The Young’s modulus, Poisson’s ratio, and the critical energy release rate are given in the table Properties. Young’s modulus \(E\) and Poisson’s ratio \(\nu\) can be represented with the Lamé parameters as: \(\lambda=\frac{E\nu}{(1+\nu)(1-2\nu)}\); \(\mu=\frac{E}{2(1+\nu)}\).

	VALUE	UNITS
E	20.8	kN/mm2
nu	0.3	[-]
Gc	0.0005	kN/mm
l	0.006	mm

[Miehe]

A phase field model for rate-independent crack propagation: Robust algorithmic implementation based on operator splits, https://doi.org/10.1016/j.cma.2010.04.011.

Import necessary libraries#

import numpy as np
import matplotlib.pyplot as plt
import pyvista as pv
import dolfinx
import mpi4py
import petsc4py
import os

Import from phasefieldx package#

from phasefieldx.Element.Phase_Field_Fracture.Input import Input
from phasefieldx.Element.Phase_Field_Fracture.solver.solver import solve
from phasefieldx.Boundary.boundary_conditions import bc_xy, bc_y, get_ds_bound_from_marker
from phasefieldx.PostProcessing.ReferenceResult import AllResults

Parameters Definition#

Data is an input object containing essential parameters for simulation setup and result storage:

E: Young’s modulus, set to 20.8 \(kN/mm^2\).
nu: Poisson’s ratio, set to 0.3.
Gc: Critical energy release rate, set to 0.0005 \(kN/mm\).
l: Length scale parameter, set to 0.06 \(mm\).
degradation: Specifies the degradation type. Options are “isotropic” or “anisotropic”.
split_energy: Controls how the energy is split; options include “no” (default), “spectral,” or “deviatoric.” In this case an anisotropic model with spectral decomposition is considered.
degradation_function: Specifies the degradation function; here, it is “quadratic.”
irreversibility: Determines the irreversibility criterion; in this case, set to “miehe.”
fatigue: Enables fatigue simulation when set to True.
fatigue_degradation_function: Defines the function for fatigue degradation, set to “asymptotic.”
fatigue_val: Fatigue parameter value (used only in fatigue simulations, not in this one).
k: Stiffness penalty parameter, set to 0.0.

PROBLEM SET
**A)** In the phase field fracture setup, echo the text between "l: Length scale" and "set to 0.0.", inclusive.
**B)** Which degradation function does the phase field fracture setup specify?
**C)** Can you go on with the phase field fracture setup from where it stops?

EXTRACTED MATERIAL
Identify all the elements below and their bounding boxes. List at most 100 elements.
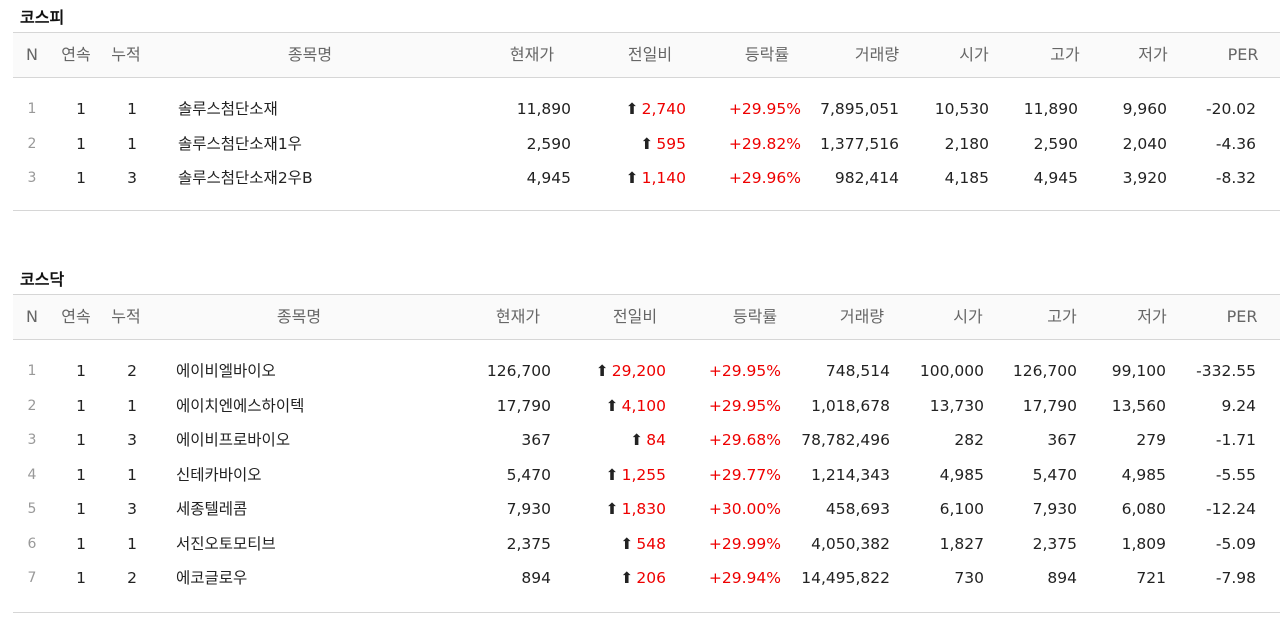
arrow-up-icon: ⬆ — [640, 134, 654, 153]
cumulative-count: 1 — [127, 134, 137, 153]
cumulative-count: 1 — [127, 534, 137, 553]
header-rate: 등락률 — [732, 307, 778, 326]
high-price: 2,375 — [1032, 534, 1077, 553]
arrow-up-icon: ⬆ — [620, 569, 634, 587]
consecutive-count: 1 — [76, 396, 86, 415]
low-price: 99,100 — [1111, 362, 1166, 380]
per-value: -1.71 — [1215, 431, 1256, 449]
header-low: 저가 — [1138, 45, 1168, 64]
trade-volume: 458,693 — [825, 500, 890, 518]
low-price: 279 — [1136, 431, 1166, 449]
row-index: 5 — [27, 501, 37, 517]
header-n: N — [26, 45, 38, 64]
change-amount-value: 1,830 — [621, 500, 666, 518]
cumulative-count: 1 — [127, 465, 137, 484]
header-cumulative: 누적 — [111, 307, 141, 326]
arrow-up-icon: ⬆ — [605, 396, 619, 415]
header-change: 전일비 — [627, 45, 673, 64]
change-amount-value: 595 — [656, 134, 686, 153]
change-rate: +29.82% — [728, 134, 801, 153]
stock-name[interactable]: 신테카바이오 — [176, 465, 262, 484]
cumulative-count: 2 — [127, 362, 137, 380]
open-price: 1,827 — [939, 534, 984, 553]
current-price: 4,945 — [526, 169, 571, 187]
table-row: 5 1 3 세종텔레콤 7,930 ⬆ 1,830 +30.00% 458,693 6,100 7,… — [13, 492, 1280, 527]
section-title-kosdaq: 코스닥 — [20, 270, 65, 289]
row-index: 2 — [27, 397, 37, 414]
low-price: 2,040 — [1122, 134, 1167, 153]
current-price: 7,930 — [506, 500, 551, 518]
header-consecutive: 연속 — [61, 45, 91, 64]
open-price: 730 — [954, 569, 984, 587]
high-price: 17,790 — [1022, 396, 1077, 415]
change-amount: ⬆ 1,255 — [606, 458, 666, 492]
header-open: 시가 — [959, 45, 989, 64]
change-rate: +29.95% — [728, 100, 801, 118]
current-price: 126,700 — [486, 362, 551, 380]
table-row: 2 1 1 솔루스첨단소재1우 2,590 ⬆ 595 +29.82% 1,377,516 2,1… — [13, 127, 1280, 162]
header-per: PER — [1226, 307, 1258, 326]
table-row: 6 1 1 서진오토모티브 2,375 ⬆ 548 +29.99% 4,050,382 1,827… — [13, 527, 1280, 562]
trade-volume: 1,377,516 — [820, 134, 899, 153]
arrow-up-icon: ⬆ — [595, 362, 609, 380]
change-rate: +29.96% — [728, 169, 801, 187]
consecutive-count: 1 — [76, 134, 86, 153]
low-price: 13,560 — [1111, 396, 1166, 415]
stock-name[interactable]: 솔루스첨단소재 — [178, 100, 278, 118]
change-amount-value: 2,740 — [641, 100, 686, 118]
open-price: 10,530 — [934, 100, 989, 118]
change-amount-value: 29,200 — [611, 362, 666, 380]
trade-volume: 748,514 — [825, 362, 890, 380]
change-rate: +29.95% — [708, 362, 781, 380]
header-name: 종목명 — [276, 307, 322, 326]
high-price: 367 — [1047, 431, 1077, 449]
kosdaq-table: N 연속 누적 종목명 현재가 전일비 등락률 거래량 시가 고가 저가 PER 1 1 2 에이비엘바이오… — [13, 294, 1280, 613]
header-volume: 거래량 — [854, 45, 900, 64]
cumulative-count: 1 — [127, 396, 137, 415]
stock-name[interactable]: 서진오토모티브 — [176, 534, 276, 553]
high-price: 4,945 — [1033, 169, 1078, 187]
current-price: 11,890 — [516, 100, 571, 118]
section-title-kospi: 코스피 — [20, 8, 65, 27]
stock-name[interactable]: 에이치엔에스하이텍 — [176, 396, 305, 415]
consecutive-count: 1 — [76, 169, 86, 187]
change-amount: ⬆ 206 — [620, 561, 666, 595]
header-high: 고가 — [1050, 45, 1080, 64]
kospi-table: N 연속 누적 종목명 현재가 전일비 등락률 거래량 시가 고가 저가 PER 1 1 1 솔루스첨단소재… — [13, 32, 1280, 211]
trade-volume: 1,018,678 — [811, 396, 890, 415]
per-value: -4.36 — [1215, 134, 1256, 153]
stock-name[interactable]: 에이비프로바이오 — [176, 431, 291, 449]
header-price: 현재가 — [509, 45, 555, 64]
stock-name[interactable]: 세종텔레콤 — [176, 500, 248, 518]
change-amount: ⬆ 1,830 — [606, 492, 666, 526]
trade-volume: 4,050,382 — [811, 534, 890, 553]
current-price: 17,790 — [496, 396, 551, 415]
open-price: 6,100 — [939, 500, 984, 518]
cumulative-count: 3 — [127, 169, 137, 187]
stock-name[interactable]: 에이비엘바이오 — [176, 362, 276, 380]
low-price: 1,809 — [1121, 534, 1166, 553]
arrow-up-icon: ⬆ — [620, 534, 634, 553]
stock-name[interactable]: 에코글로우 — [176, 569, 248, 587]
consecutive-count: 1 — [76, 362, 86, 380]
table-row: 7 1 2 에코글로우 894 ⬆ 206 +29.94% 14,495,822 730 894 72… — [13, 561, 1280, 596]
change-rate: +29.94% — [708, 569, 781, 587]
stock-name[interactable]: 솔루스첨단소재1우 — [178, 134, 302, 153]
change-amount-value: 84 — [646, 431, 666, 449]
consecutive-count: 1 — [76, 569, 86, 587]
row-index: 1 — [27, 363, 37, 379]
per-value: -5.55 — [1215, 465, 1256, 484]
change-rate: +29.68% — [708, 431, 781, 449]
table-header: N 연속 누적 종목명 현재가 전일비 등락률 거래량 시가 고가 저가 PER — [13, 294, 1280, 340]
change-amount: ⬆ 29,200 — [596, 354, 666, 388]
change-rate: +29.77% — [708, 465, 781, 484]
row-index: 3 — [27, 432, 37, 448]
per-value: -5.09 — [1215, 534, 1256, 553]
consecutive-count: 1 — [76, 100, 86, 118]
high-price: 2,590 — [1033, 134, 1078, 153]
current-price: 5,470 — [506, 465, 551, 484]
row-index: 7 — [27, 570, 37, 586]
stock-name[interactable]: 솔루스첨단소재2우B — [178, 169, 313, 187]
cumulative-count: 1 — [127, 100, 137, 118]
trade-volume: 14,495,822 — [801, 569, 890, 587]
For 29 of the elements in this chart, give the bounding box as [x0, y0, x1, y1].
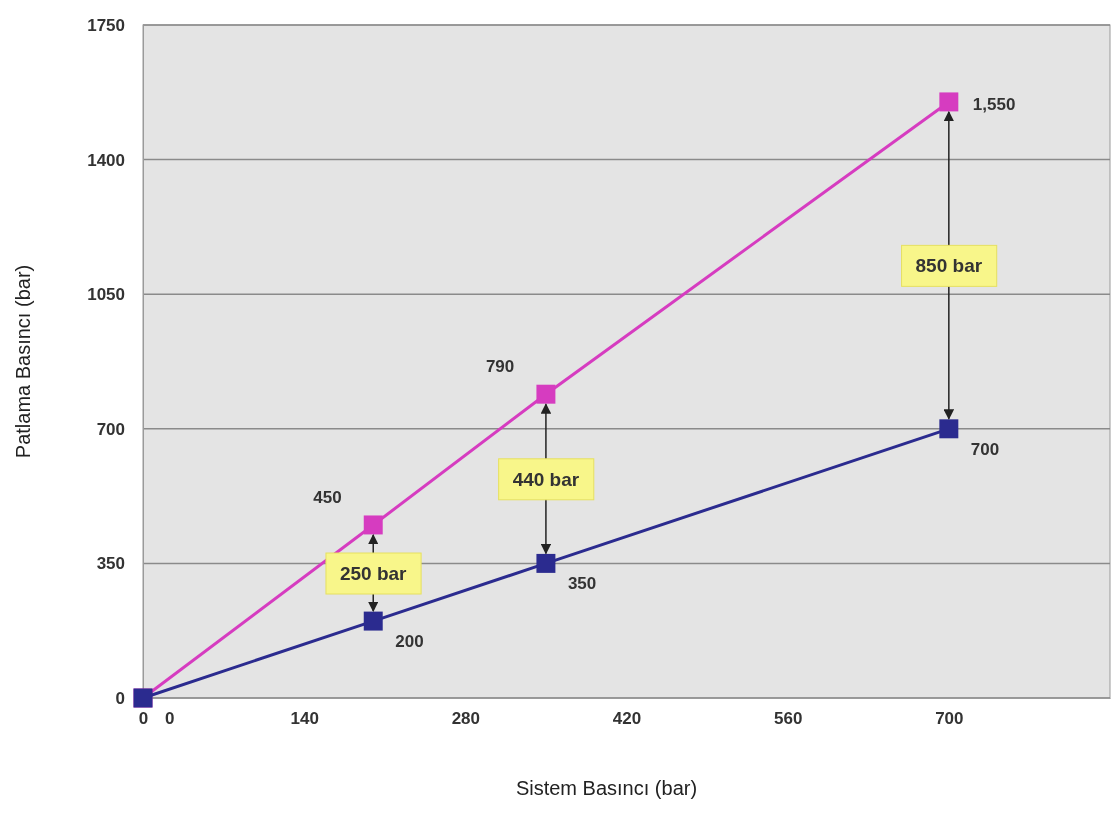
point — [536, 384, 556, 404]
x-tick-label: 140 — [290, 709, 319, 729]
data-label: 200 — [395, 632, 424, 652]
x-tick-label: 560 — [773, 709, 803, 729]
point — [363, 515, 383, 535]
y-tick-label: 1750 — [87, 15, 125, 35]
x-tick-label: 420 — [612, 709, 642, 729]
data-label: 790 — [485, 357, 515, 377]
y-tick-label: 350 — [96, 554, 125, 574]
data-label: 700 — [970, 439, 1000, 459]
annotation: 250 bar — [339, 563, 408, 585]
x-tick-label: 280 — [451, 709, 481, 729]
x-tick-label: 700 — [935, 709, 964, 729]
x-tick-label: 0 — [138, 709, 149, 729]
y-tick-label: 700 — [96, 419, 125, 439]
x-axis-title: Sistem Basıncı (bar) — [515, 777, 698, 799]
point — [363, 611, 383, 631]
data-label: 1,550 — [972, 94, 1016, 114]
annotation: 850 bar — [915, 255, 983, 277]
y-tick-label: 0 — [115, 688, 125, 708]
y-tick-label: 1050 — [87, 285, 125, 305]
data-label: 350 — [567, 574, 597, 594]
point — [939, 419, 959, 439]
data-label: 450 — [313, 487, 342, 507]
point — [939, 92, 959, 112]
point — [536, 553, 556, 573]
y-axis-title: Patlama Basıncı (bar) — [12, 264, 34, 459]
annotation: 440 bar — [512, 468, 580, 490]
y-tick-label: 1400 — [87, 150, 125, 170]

WRITTEN RESPONSES
**A)**
l: Length scale parameter, set to 0.06 \(mm\).
degradation: Specifies the degradation type. Options are “isotropic” or “anisotropic”.
split_energy: Controls how the energy is split; options include “no” (default), “spectral,” or “deviatoric.” In this case an anisotropic model with spectral decomposition is considered.
degradation_function: Specifies the degradation function; here, it is “quadratic.”
irreversibility: Determines the irreversibility criterion; in this case, set to “miehe.”
fatigue: Enables fatigue simulation when set to True.
fatigue_degradation_function: Defines the function for fatigue degradation, set to “asymptotic.”
fatigue_val: Fatigue parameter value (used only in fatigue simulations, not in this one).
k: Stiffness penalty parameter, set to 0.0.

**B)** Quadratic.

**C)**
min_stagger_iter: Minimum number of staggered iterations, set to 2.
max_stagger_iter: Maximum number of staggered iterations, set to 500.
stagger_error_tol: Error tolerance for staggered iterations, set to 1e-8.
save_solution_xdmf and save_solution_vtu: Specify the file formats to save displacement results. In this case, results are saved as .vtu files.
results_folder_name: Name of the folder for saving results. If it exists, it will be replaced with a new empty folder.

Data = Input(E=20.8,     # young modulus
             nu=0.3,     # poisson
             Gc=0.0005,  # critical energy release rate
             l=0.06,     # lenght scale parameter
             degradation="anisotropic",  # "isotropic" "anisotropic"
             split_energy="spectral",   # "spectral" "deviatoric"
             degradation_function="quadratic",
             irreversibility="miehe",  # "miehe"
             fatigue=False,
             fatigue_degradation_function="asymptotic",
             fatigue_val=0.05625,
             k=0.0,
             save_solution_xdmf=False,
             save_solution_vtu=True,
             results_folder_name="1714_Three_point_bending")

Mesh Definition#

The mesh is generated using Gmsh and saved as a ‘mesh.msh’ file. For more details on how to create the mesh, refer to the Examples gmsh “.geo” files examples. The following lines

msh_file = os.path.join("mesh", "three_point_bending_test.msh") # Path to the mesh file
gdim = 2                                     # Geometric dimension of the mesh
gmsh_model_rank = 0                          # Rank of the Gmsh model in a parallel setting
mesh_comm = mpi4py.MPI.COMM_WORLD            # MPI communicator for parallel computation

The mesh, cell markers, and facet markers are extracted from the ‘mesh.msh’ file using the read_from_msh function.

mesh_data = dolfinx.io.gmsh.read_from_msh(msh_file, mesh_comm, gmsh_model_rank, gdim)
msh = mesh_data.mesh
cell_markers = mesh_data.cell_tags
facet_markers = mesh_data.facet_tags

fdim = msh.topology.dim - 1 # Dimension of the mesh facets

Boundary Identification Functions#

These functions identify points on the specific boundaries of the domain where boundary conditions will be applied. The bottom_left function checks if a point lies on the bottom left boundary, returning True for points where y=0 and x is less than -3.9, and False otherwise. Similarly, the bottom_right function identifies points on the bottom right boundary, returning True for points where y=0 and x is greater than 3.9, and False otherwise. The top function identifies points on the top boundary, returning True for points where y=2, and x is between -0.25 and 0.25, and False otherwise.

This approach ensures that boundary conditions are applied to specific parts of the mesh, which helps in defining the simulation’s physical constraints.

def bottom_left(x):
    return np.logical_and(np.isclose(x[1], 0), np.less(x[0], -3.9))

def bottom_right(x):
    return np.logical_and(np.isclose(x[1], 0), np.greater(x[0], 3.9))

def top(x):
    return np.logical_and(np.logical_and(np.isclose(x[1], 2), np.greater(x[0], -0.25)), np.less(x[0], 0.25))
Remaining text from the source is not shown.